### Task to carry out
Find each line with the word "Taylor" and say how many there are, nothing else.

### Data rows
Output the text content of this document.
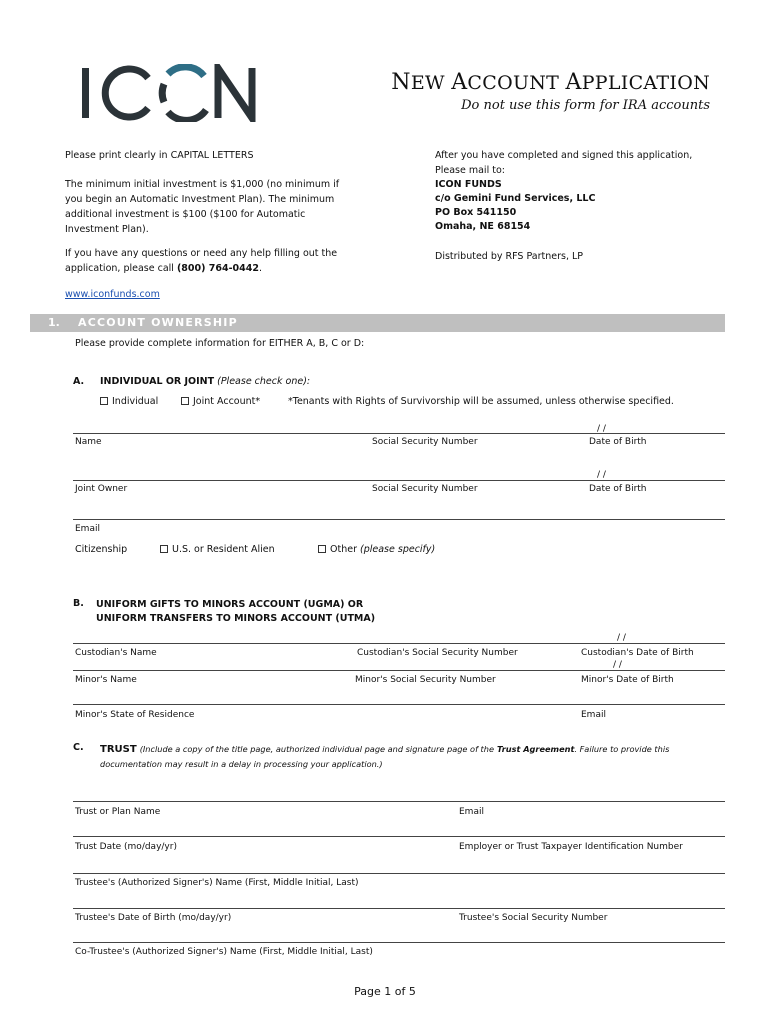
NEW ACCOUNT APPLICATION
Do not use this form for IRA accounts
Please print clearly in CAPITAL LETTERS
The minimum initial investment is $1,000 (no minimum if
you begin an Automatic Investment Plan). The minimum
additional investment is $100 ($100 for Automatic
Investment Plan).
If you have any questions or need any help filling out the
application, please call (800) 764-0442.
www.iconfunds.com
After you have completed and signed this application,
Please mail to:
ICON FUNDS
c/o Gemini Fund Services, LLC
PO Box 541150
Omaha, NE 68154
Distributed by RFS Partners, LP
1. ACCOUNT OWNERSHIP
Please provide complete information for EITHER A, B, C or D:
A. INDIVIDUAL OR JOINT (Please check one):
Individual	Joint Account*	*Tenants with Rights of Survivorship will be assumed, unless otherwise specified.
/ /
Name	Social Security Number	Date of Birth
/ /
Joint Owner	Social Security Number	Date of Birth
Email
Citizenship	U.S. or Resident Alien	Other (please specify)
B. UNIFORM GIFTS TO MINORS ACCOUNT (UGMA) OR
UNIFORM TRANSFERS TO MINORS ACCOUNT (UTMA)
/ /
Custodian's Name	Custodian's Social Security Number	Custodian's Date of Birth
/ /
Minor's Name	Minor's Social Security Number	Minor's Date of Birth
Minor's State of Residence	Email
C. TRUST (Include a copy of the title page, authorized individual page and signature page of the Trust Agreement. Failure to provide this
documentation may result in a delay in processing your application.)
Trust or Plan Name	Email
Trust Date (mo/day/yr)	Employer or Trust Taxpayer Identification Number
Trustee's (Authorized Signer's) Name (First, Middle Initial, Last)
Trustee's Date of Birth (mo/day/yr)	Trustee's Social Security Number
Co-Trustee's (Authorized Signer's) Name (First, Middle Initial, Last)
Page 1 of 5
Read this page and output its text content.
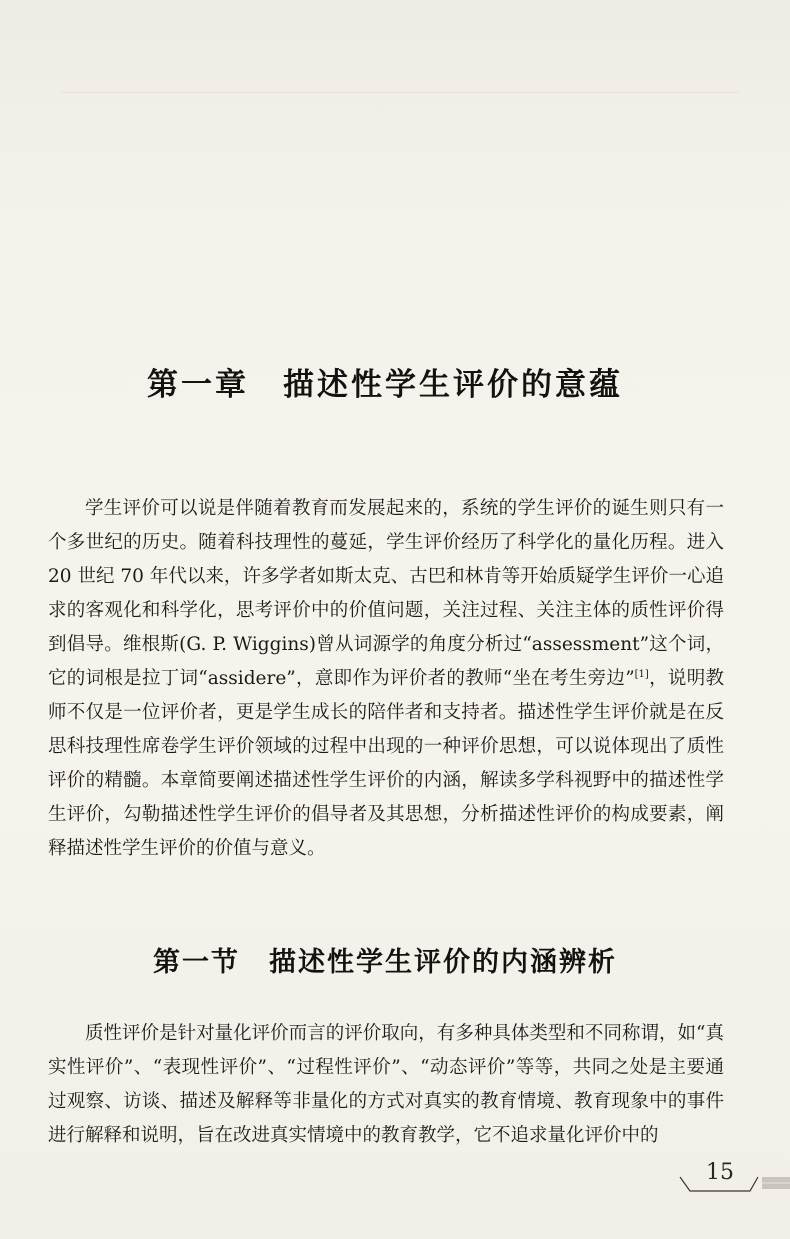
第一章　描述性学生评价的意蕴

学生评价可以说是伴随着教育而发展起来的，系统的学生评价的诞生则只有一个多世纪的历史。随着科技理性的蔓延，学生评价经历了科学化的量化历程。进入 20 世纪 70 年代以来，许多学者如斯太克、古巴和林肯等开始质疑学生评价一心追求的客观化和科学化，思考评价中的价值问题，关注过程、关注主体的质性评价得到倡导。维根斯(G. P. Wiggins)曾从词源学的角度分析过“assessment”这个词，它的词根是拉丁词“assidere”，意即作为评价者的教师“坐在考生旁边”[1]，说明教师不仅是一位评价者，更是学生成长的陪伴者和支持者。描述性学生评价就是在反思科技理性席卷学生评价领域的过程中出现的一种评价思想，可以说体现出了质性评价的精髓。本章简要阐述描述性学生评价的内涵，解读多学科视野中的描述性学生评价，勾勒描述性学生评价的倡导者及其思想，分析描述性评价的构成要素，阐释描述性学生评价的价值与意义。

第一节　描述性学生评价的内涵辨析

质性评价是针对量化评价而言的评价取向，有多种具体类型和不同称谓，如“真实性评价”、“表现性评价”、“过程性评价”、“动态评价”等等，共同之处是主要通过观察、访谈、描述及解释等非量化的方式对真实的教育情境、教育现象中的事件进行解释和说明，旨在改进真实情境中的教育教学，它不追求量化评价中的

15
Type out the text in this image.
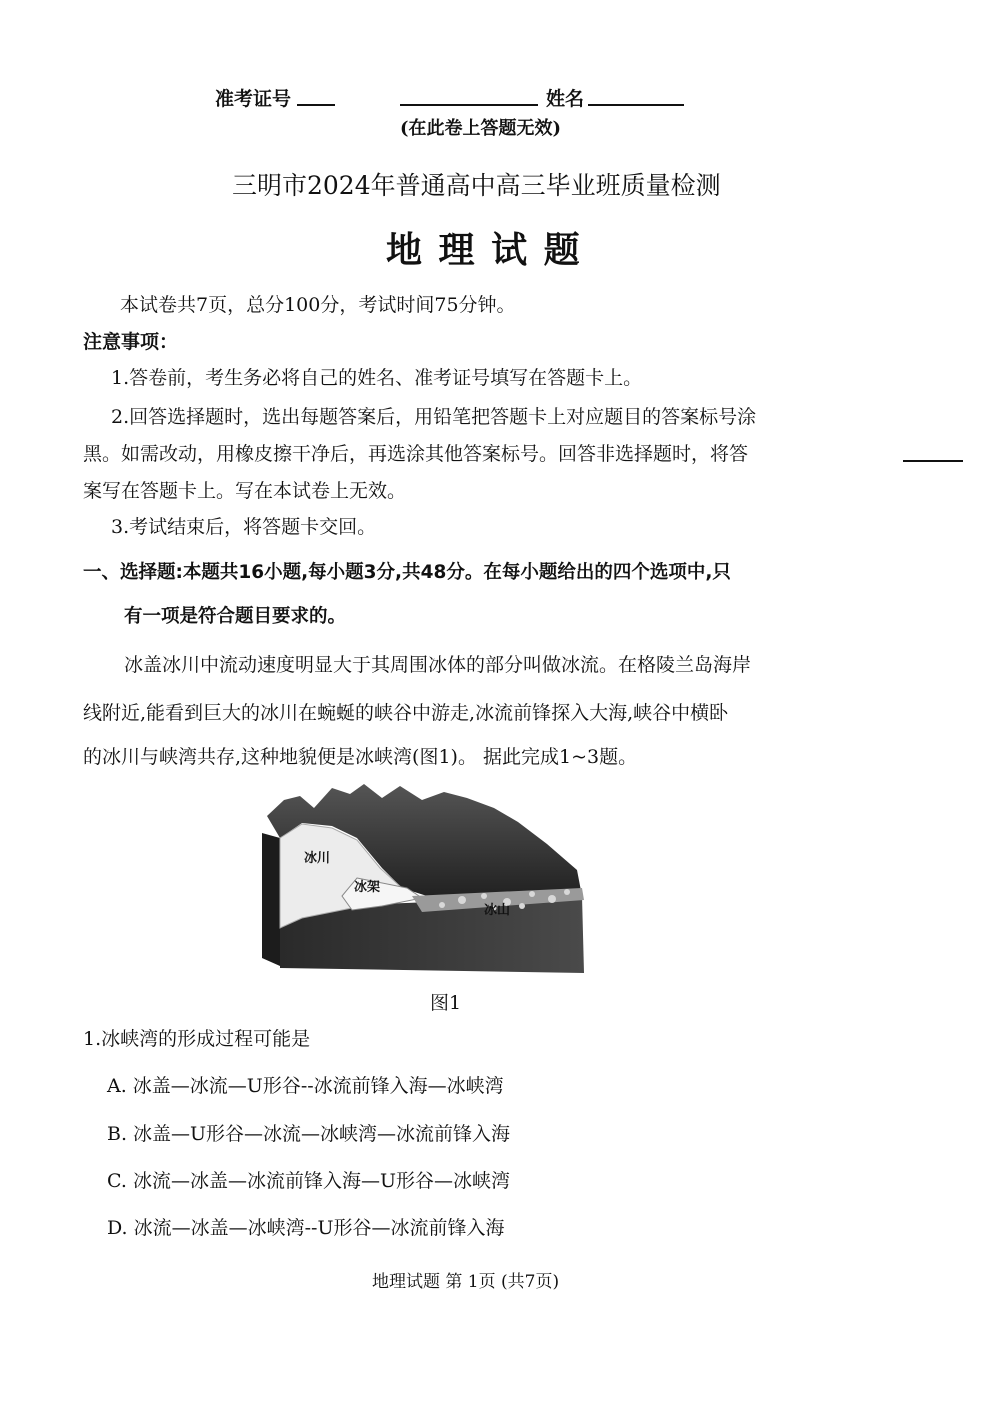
准考证号	姓名
(在此卷上答题无效)
三明市2024年普通高中高三毕业班质量检测
地 理 试 题
本试卷共7页，总分100分，考试时间75分钟。
注意事项：
1.答卷前，考生务必将自己的姓名、准考证号填写在答题卡上。
2.回答选择题时，选出每题答案后，用铅笔把答题卡上对应题目的答案标号涂
黑。如需改动，用橡皮擦干净后，再选涂其他答案标号。回答非选择题时，将答
案写在答题卡上。写在本试卷上无效。
3.考试结束后，将答题卡交回。
一、选择题:本题共16小题,每小题3分,共48分。在每小题给出的四个选项中,只
有一项是符合题目要求的。
冰盖冰川中流动速度明显大于其周围冰体的部分叫做冰流。在格陵兰岛海岸
线附近,能看到巨大的冰川在蜿蜒的峡谷中游走,冰流前锋探入大海,峡谷中横卧
的冰川与峡湾共存,这种地貌便是冰峡湾(图1)。 据此完成1~3题。
冰川
冰架
冰山
图1
1.冰峡湾的形成过程可能是
A. 冰盖—冰流—U形谷--冰流前锋入海—冰峡湾
B. 冰盖—U形谷—冰流—冰峡湾—冰流前锋入海
C. 冰流—冰盖—冰流前锋入海—U形谷—冰峡湾
D. 冰流—冰盖—冰峡湾--U形谷—冰流前锋入海
地理试题 第 1页 (共7页)
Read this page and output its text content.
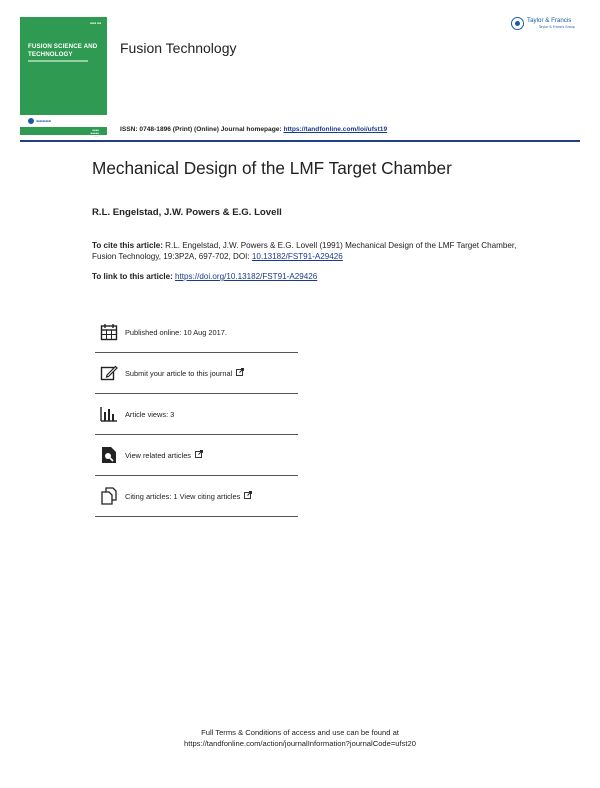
▪▪▪ ▪▪
FUSION SCIENCE AND TECHNOLOGY
▬▬▬▬▬
▪▪▪▪
▪▪▪▪▪
▪▪▪
Fusion Technology
Taylor & Francis
Taylor & Francis Group
ISSN: 0748-1896 (Print) (Online) Journal homepage: https://tandfonline.com/loi/ufst19
Mechanical Design of the LMF Target Chamber
R.L. Engelstad, J.W. Powers & E.G. Lovell
To cite this article: R.L. Engelstad, J.W. Powers & E.G. Lovell (1991) Mechanical Design of the LMF Target Chamber, Fusion Technology, 19:3P2A, 697-702, DOI: 10.13182/FST91-A29426
To link to this article: https://doi.org/10.13182/FST91-A29426
Published online: 10 Aug 2017.
Submit your article to this journal
Article views: 3
View related articles
Citing articles: 1 View citing articles
Full Terms & Conditions of access and use can be found at
https://tandfonline.com/action/journalInformation?journalCode=ufst20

### Solution to this task
2